**Work required:** Copy each line in which the string "Population" occurs.

── Supplied records ──

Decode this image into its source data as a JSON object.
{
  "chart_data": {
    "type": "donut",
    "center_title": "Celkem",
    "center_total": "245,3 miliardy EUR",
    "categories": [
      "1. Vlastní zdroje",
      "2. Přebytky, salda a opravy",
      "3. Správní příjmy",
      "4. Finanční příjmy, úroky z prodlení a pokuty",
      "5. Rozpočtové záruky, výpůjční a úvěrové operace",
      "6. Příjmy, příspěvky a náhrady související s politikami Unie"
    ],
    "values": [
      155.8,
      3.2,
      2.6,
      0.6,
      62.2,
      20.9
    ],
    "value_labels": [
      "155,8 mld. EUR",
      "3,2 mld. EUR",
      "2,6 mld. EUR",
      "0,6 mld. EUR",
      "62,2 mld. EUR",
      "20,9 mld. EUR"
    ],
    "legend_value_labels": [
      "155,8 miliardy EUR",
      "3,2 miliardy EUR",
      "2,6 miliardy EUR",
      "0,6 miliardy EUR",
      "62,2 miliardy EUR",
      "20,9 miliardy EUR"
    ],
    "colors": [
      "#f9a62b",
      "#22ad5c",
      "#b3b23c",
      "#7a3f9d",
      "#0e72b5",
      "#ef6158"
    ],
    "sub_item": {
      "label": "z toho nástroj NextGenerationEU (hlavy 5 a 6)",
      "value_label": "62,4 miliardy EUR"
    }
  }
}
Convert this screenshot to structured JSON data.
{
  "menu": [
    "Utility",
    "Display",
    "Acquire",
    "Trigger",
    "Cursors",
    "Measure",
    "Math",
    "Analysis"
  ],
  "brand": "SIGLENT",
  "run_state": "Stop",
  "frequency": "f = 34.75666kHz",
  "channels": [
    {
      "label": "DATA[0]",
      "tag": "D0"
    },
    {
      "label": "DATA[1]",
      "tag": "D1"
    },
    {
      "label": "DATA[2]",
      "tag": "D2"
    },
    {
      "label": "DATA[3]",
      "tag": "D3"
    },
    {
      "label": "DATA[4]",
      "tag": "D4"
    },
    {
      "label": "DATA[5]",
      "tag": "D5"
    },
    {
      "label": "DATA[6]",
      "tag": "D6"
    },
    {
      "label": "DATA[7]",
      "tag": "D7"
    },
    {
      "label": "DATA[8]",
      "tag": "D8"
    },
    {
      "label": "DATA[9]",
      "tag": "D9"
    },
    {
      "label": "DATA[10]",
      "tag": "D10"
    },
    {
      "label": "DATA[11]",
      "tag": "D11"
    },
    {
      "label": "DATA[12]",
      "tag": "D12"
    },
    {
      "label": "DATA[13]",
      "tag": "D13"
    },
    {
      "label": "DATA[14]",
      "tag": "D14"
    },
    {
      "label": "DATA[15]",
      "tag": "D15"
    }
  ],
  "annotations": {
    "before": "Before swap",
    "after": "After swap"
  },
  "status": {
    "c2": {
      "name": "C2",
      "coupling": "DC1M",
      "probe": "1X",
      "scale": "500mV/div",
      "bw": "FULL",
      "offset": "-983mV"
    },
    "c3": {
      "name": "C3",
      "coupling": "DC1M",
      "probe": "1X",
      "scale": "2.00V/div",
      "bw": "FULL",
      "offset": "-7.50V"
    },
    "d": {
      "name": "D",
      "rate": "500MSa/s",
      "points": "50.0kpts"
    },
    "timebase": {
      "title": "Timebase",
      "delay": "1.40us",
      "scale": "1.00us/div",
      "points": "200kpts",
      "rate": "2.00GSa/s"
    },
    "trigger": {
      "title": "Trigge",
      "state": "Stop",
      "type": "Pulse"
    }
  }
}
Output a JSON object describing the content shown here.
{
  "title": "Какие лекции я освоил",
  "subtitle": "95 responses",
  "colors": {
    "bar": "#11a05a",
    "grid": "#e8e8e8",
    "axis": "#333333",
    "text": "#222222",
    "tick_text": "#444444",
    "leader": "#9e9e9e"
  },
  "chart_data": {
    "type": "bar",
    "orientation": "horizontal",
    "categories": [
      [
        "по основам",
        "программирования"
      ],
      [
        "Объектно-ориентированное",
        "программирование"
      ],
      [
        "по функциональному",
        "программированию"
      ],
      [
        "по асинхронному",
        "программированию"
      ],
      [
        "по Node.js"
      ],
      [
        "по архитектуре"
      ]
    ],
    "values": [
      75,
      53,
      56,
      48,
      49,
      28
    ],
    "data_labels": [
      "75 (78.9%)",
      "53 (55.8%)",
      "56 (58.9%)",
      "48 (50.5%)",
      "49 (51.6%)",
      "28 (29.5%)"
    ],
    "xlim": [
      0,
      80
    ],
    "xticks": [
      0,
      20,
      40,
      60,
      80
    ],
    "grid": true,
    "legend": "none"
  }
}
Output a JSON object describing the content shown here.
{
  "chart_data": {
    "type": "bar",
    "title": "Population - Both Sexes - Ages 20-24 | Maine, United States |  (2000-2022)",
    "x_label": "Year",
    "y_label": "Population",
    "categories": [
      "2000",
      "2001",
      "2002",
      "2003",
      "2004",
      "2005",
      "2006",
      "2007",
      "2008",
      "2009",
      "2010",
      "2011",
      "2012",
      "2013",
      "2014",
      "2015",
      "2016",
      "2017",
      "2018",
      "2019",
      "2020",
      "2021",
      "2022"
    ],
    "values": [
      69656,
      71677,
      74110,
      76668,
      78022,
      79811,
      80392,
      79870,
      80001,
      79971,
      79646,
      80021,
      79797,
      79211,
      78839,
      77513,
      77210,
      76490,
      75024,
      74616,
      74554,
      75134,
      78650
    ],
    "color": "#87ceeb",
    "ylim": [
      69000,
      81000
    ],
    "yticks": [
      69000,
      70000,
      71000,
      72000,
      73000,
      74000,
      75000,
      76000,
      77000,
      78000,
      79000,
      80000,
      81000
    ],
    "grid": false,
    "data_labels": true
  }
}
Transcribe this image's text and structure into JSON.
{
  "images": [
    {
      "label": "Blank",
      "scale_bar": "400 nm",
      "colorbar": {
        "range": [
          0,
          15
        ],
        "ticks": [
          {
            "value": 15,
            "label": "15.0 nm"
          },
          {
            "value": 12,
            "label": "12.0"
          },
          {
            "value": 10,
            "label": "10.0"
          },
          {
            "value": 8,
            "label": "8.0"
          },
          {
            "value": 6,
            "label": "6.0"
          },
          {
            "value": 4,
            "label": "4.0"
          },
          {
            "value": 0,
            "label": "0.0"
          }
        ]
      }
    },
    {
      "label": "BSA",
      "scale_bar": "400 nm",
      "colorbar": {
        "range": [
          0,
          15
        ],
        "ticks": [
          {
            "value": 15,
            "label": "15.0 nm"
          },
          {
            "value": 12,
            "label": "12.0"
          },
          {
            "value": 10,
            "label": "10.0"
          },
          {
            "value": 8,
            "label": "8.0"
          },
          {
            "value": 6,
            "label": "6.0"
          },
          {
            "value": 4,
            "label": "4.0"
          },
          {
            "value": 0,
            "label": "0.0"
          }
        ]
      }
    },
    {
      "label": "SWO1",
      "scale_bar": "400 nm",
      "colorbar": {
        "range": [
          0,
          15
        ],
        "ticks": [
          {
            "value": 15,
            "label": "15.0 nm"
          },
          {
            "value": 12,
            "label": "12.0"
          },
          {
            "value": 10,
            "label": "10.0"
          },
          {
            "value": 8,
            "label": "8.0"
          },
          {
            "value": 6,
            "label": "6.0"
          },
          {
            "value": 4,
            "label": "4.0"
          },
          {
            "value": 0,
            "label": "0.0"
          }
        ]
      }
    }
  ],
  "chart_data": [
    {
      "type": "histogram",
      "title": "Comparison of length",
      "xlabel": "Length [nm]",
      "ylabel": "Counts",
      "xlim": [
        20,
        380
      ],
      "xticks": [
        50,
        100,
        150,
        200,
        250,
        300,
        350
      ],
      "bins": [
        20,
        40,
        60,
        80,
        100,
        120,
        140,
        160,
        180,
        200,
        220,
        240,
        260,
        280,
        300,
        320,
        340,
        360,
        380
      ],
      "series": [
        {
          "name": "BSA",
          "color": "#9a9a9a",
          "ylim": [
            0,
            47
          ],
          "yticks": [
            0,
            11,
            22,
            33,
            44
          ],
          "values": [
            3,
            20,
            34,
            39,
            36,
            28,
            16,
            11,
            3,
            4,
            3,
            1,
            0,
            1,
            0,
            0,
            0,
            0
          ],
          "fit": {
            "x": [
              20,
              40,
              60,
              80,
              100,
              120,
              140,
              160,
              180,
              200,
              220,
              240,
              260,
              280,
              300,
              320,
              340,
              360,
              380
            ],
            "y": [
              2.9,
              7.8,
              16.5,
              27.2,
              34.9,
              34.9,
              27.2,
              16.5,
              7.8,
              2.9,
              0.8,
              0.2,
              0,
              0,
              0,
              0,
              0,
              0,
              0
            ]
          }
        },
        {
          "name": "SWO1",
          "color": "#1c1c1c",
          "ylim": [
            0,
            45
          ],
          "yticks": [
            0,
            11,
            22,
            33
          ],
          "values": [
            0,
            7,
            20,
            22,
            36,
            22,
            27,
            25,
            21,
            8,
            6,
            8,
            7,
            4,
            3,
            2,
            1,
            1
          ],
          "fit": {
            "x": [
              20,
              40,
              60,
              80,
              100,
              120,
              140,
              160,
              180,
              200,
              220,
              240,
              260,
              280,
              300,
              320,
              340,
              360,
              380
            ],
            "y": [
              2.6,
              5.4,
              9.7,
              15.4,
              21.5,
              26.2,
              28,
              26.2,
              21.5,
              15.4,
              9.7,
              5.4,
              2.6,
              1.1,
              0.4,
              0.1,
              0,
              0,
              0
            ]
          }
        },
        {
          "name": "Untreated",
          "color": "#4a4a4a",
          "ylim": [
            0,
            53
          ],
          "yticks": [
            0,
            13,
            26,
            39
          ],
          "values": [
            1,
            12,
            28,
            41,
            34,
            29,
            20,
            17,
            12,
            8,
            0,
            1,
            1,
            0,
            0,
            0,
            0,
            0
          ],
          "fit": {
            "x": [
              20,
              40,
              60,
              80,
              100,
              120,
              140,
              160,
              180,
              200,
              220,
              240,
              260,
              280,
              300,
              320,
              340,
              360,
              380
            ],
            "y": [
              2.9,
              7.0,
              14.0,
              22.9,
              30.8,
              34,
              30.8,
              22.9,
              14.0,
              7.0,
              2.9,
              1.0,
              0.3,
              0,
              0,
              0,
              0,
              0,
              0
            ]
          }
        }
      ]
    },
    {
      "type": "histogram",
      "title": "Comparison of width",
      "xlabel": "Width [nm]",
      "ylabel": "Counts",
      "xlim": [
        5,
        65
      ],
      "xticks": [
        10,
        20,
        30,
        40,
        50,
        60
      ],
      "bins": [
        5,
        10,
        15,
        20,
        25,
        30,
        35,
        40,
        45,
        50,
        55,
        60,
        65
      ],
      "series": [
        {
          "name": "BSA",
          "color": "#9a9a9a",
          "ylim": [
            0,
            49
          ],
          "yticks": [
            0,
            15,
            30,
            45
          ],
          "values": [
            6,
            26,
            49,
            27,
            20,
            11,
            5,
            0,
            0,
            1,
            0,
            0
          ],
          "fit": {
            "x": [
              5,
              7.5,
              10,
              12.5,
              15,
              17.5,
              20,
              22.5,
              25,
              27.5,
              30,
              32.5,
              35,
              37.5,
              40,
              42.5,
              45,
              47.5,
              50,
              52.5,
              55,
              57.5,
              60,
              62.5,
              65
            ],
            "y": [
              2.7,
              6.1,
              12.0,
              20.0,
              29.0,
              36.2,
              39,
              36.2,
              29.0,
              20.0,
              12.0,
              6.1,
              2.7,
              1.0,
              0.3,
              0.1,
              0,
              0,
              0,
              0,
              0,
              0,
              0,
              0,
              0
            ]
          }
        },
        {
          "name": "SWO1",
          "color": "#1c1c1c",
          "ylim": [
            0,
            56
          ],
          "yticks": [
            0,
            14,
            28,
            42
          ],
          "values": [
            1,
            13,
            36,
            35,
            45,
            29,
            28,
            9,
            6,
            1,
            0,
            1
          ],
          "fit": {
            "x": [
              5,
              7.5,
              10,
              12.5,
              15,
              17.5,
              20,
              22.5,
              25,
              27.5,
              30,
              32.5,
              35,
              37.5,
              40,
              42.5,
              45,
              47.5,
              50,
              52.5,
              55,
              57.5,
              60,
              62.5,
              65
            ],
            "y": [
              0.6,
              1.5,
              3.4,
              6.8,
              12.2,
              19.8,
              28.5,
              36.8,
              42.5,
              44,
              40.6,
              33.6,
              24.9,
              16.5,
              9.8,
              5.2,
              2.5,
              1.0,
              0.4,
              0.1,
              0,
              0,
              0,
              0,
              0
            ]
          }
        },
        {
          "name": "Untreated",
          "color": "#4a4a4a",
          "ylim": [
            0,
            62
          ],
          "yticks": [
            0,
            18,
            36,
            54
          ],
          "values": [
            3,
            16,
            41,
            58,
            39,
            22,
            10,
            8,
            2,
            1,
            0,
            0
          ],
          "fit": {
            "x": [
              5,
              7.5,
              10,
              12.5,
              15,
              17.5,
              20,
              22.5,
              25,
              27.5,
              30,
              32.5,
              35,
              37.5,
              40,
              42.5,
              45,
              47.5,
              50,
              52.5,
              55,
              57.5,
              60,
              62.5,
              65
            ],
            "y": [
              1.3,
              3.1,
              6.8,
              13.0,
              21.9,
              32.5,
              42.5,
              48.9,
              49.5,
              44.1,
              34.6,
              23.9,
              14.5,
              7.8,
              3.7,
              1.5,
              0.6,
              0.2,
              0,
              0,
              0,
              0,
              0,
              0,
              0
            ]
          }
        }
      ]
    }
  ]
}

───

**Answer to the task:**
    "title": "Population - Both Sexes - Ages 20-24 | Maine, United States |  (2000-2022)",
    "y_label": "Population",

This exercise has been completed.